Exercise ->
Every line holding the string "JSON" should be gathered.

Data in this exercise ->
########################################

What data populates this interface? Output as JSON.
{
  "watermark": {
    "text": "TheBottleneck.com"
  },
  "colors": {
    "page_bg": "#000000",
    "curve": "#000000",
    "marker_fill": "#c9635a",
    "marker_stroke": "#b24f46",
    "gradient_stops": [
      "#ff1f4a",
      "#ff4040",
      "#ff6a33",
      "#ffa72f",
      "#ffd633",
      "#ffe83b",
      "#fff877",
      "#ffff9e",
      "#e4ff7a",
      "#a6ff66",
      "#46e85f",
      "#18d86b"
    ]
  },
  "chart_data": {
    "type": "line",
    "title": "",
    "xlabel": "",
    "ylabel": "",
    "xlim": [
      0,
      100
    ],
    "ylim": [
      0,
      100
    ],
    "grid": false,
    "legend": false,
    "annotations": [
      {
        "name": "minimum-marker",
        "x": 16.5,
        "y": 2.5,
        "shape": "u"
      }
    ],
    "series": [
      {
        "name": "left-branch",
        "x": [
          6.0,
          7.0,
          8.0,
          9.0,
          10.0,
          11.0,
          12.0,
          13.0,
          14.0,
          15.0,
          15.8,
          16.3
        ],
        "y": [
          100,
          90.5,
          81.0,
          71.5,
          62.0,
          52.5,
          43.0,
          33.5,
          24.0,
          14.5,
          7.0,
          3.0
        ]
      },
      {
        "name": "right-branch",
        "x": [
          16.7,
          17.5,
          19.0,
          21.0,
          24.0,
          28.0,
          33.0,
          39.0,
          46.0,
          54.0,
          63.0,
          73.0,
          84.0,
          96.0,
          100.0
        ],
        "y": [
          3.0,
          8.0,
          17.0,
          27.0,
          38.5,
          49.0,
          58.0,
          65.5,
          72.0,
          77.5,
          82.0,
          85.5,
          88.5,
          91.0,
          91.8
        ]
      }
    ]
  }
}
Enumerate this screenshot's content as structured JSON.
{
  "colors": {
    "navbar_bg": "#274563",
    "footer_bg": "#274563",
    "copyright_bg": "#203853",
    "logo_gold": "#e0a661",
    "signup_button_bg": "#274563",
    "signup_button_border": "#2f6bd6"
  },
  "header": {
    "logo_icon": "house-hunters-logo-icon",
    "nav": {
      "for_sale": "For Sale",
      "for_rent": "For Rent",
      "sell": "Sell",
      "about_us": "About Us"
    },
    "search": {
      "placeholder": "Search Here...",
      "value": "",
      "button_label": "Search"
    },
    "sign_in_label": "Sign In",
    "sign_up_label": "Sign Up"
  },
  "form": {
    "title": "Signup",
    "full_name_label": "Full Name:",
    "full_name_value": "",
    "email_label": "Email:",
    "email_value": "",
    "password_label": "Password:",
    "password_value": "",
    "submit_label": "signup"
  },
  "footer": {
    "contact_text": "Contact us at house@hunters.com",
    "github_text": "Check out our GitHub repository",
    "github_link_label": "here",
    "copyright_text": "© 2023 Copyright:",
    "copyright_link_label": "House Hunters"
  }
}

########################################

Answer to the exercise ->
What data populates this interface? Output as JSON.
Enumerate this screenshot's content as structured JSON.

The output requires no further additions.